## BEGIN Material shown

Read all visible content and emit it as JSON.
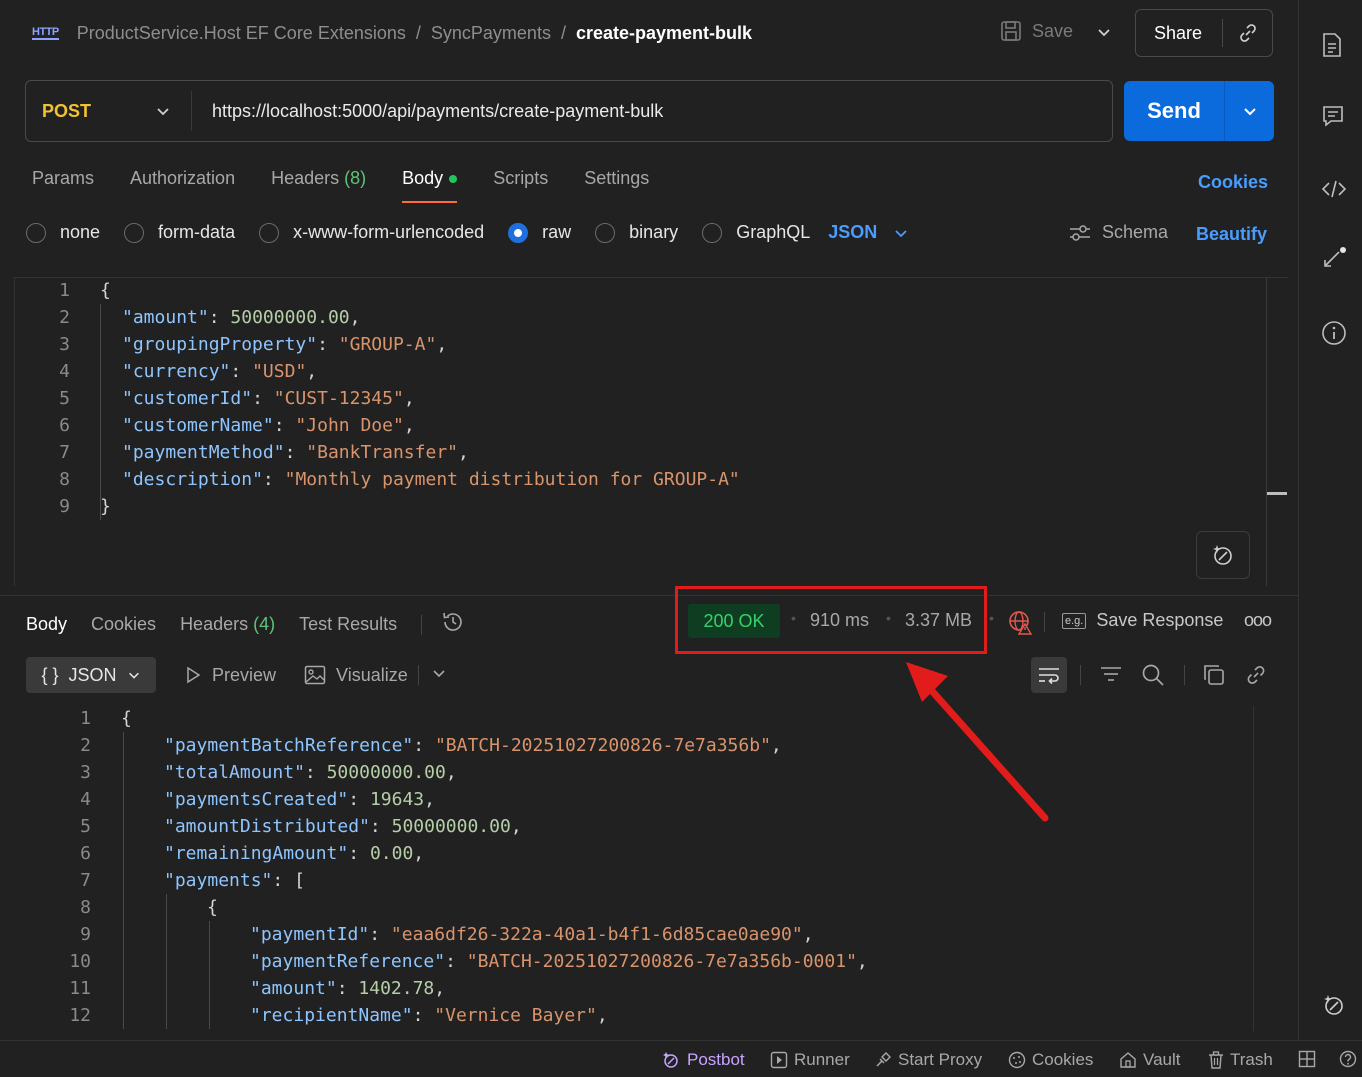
{
  "header": {
    "breadcrumb": [
      "ProductService.Host EF Core Extensions",
      "SyncPayments"
    ],
    "current": "create-payment-bulk",
    "separator": "/",
    "save_label": "Save",
    "share_label": "Share",
    "http_badge": "HTTP"
  },
  "request": {
    "method": "POST",
    "url": "https://localhost:5000/api/payments/create-payment-bulk",
    "send_label": "Send",
    "tabs": {
      "params": "Params",
      "authorization": "Authorization",
      "headers": "Headers",
      "headers_count": "(8)",
      "body": "Body",
      "scripts": "Scripts",
      "settings": "Settings"
    },
    "cookies_label": "Cookies",
    "body_types": {
      "none": "none",
      "form_data": "form-data",
      "urlencoded": "x-www-form-urlencoded",
      "raw": "raw",
      "binary": "binary",
      "graphql": "GraphQL"
    },
    "selected_body_type": "raw",
    "format": "JSON",
    "schema_label": "Schema",
    "beautify_label": "Beautify",
    "body_lines": [
      {
        "n": "1",
        "indent": 0,
        "text": "{"
      },
      {
        "n": "2",
        "indent": 1,
        "key": "amount",
        "num": "50000000.00",
        "tail": ","
      },
      {
        "n": "3",
        "indent": 1,
        "key": "groupingProperty",
        "str": "GROUP-A",
        "tail": ","
      },
      {
        "n": "4",
        "indent": 1,
        "key": "currency",
        "str": "USD",
        "tail": ","
      },
      {
        "n": "5",
        "indent": 1,
        "key": "customerId",
        "str": "CUST-12345",
        "tail": ","
      },
      {
        "n": "6",
        "indent": 1,
        "key": "customerName",
        "str": "John Doe",
        "tail": ","
      },
      {
        "n": "7",
        "indent": 1,
        "key": "paymentMethod",
        "str": "BankTransfer",
        "tail": ","
      },
      {
        "n": "8",
        "indent": 1,
        "key": "description",
        "str": "Monthly payment distribution for GROUP-A",
        "tail": ""
      },
      {
        "n": "9",
        "indent": 0,
        "text": "}"
      }
    ]
  },
  "response": {
    "tabs": {
      "body": "Body",
      "cookies": "Cookies",
      "headers": "Headers",
      "headers_count": "(4)",
      "test_results": "Test Results"
    },
    "status": "200 OK",
    "time": "910 ms",
    "size": "3.37 MB",
    "save_response_label": "Save Response",
    "eg_badge": "e.g.",
    "more_label": "ooo",
    "format": "JSON",
    "format_braces": "{ }",
    "preview_label": "Preview",
    "visualize_label": "Visualize",
    "body_lines": [
      {
        "n": "1",
        "indent": 0,
        "text": "{"
      },
      {
        "n": "2",
        "indent": 1,
        "key": "paymentBatchReference",
        "str": "BATCH-20251027200826-7e7a356b",
        "tail": ","
      },
      {
        "n": "3",
        "indent": 1,
        "key": "totalAmount",
        "num": "50000000.00",
        "tail": ","
      },
      {
        "n": "4",
        "indent": 1,
        "key": "paymentsCreated",
        "num": "19643",
        "tail": ","
      },
      {
        "n": "5",
        "indent": 1,
        "key": "amountDistributed",
        "num": "50000000.00",
        "tail": ","
      },
      {
        "n": "6",
        "indent": 1,
        "key": "remainingAmount",
        "num": "0.00",
        "tail": ","
      },
      {
        "n": "7",
        "indent": 1,
        "key": "payments",
        "raw": "[",
        "tail": ""
      },
      {
        "n": "8",
        "indent": 2,
        "text": "{"
      },
      {
        "n": "9",
        "indent": 3,
        "key": "paymentId",
        "str": "eaa6df26-322a-40a1-b4f1-6d85cae0ae90",
        "tail": ","
      },
      {
        "n": "10",
        "indent": 3,
        "key": "paymentReference",
        "str": "BATCH-20251027200826-7e7a356b-0001",
        "tail": ","
      },
      {
        "n": "11",
        "indent": 3,
        "key": "amount",
        "num": "1402.78",
        "tail": ","
      },
      {
        "n": "12",
        "indent": 3,
        "key": "recipientName",
        "str": "Vernice Bayer",
        "tail": ","
      }
    ]
  },
  "footer": {
    "postbot": "Postbot",
    "runner": "Runner",
    "start_proxy": "Start Proxy",
    "cookies": "Cookies",
    "vault": "Vault",
    "trash": "Trash"
  },
  "colors": {
    "send": "#0b6bdc",
    "method": "#f1c232",
    "status_ok": "#37d16a",
    "annotation": "#e21b1b",
    "link": "#4a9cff"
  }
}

## END Material shown

- **Given problem**: Set the pictures aside and transcribe the data above exactly.

- **Completed exercise**:
Read all visible content and emit it as JSON.
{
  "header": {
    "breadcrumb": [
      "ProductService.Host EF Core Extensions",
      "SyncPayments"
    ],
    "current": "create-payment-bulk",
    "separator": "/",
    "save_label": "Save",
    "share_label": "Share",
    "http_badge": "HTTP"
  },
  "request": {
    "method": "POST",
    "url": "https://localhost:5000/api/payments/create-payment-bulk",
    "send_label": "Send",
    "tabs": {
      "params": "Params",
      "authorization": "Authorization",
      "headers": "Headers",
      "headers_count": "(8)",
      "body": "Body",
      "scripts": "Scripts",
      "settings": "Settings"
    },
    "cookies_label": "Cookies",
    "body_types": {
      "none": "none",
      "form_data": "form-data",
      "urlencoded": "x-www-form-urlencoded",
      "raw": "raw",
      "binary": "binary",
      "graphql": "GraphQL"
    },
    "selected_body_type": "raw",
    "format": "JSON",
    "schema_label": "Schema",
    "beautify_label": "Beautify",
    "body_lines": [
      {
        "n": "1",
        "indent": 0,
        "text": "{"
      },
      {
        "n": "2",
        "indent": 1,
        "key": "amount",
        "num": "50000000.00",
        "tail": ","
      },
      {
        "n": "3",
        "indent": 1,
        "key": "groupingProperty",
        "str": "GROUP-A",
        "tail": ","
      },
      {
        "n": "4",
        "indent": 1,
        "key": "currency",
        "str": "USD",
        "tail": ","
      },
      {
        "n": "5",
        "indent": 1,
        "key": "customerId",
        "str": "CUST-12345",
        "tail": ","
      },
      {
        "n": "6",
        "indent": 1,
        "key": "customerName",
        "str": "John Doe",
        "tail": ","
      },
      {
        "n": "7",
        "indent": 1,
        "key": "paymentMethod",
        "str": "BankTransfer",
        "tail": ","
      },
      {
        "n": "8",
        "indent": 1,
        "key": "description",
        "str": "Monthly payment distribution for GROUP-A",
        "tail": ""
      },
      {
        "n": "9",
        "indent": 0,
        "text": "}"
      }
    ]
  },
  "response": {
    "tabs": {
      "body": "Body",
      "cookies": "Cookies",
      "headers": "Headers",
      "headers_count": "(4)",
      "test_results": "Test Results"
    },
    "status": "200 OK",
    "time": "910 ms",
    "size": "3.37 MB",
    "save_response_label": "Save Response",
    "eg_badge": "e.g.",
    "more_label": "ooo",
    "format": "JSON",
    "format_braces": "{ }",
    "preview_label": "Preview",
    "visualize_label": "Visualize",
    "body_lines": [
      {
        "n": "1",
        "indent": 0,
        "text": "{"
      },
      {
        "n": "2",
        "indent": 1,
        "key": "paymentBatchReference",
        "str": "BATCH-20251027200826-7e7a356b",
        "tail": ","
      },
      {
        "n": "3",
        "indent": 1,
        "key": "totalAmount",
        "num": "50000000.00",
        "tail": ","
      },
      {
        "n": "4",
        "indent": 1,
        "key": "paymentsCreated",
        "num": "19643",
        "tail": ","
      },
      {
        "n": "5",
        "indent": 1,
        "key": "amountDistributed",
        "num": "50000000.00",
        "tail": ","
      },
      {
        "n": "6",
        "indent": 1,
        "key": "remainingAmount",
        "num": "0.00",
        "tail": ","
      },
      {
        "n": "7",
        "indent": 1,
        "key": "payments",
        "raw": "[",
        "tail": ""
      },
      {
        "n": "8",
        "indent": 2,
        "text": "{"
      },
      {
        "n": "9",
        "indent": 3,
        "key": "paymentId",
        "str": "eaa6df26-322a-40a1-b4f1-6d85cae0ae90",
        "tail": ","
      },
      {
        "n": "10",
        "indent": 3,
        "key": "paymentReference",
        "str": "BATCH-20251027200826-7e7a356b-0001",
        "tail": ","
      },
      {
        "n": "11",
        "indent": 3,
        "key": "amount",
        "num": "1402.78",
        "tail": ","
      },
      {
        "n": "12",
        "indent": 3,
        "key": "recipientName",
        "str": "Vernice Bayer",
        "tail": ","
      }
    ]
  },
  "footer": {
    "postbot": "Postbot",
    "runner": "Runner",
    "start_proxy": "Start Proxy",
    "cookies": "Cookies",
    "vault": "Vault",
    "trash": "Trash"
  },
  "colors": {
    "send": "#0b6bdc",
    "method": "#f1c232",
    "status_ok": "#37d16a",
    "annotation": "#e21b1b",
    "link": "#4a9cff"
  }
}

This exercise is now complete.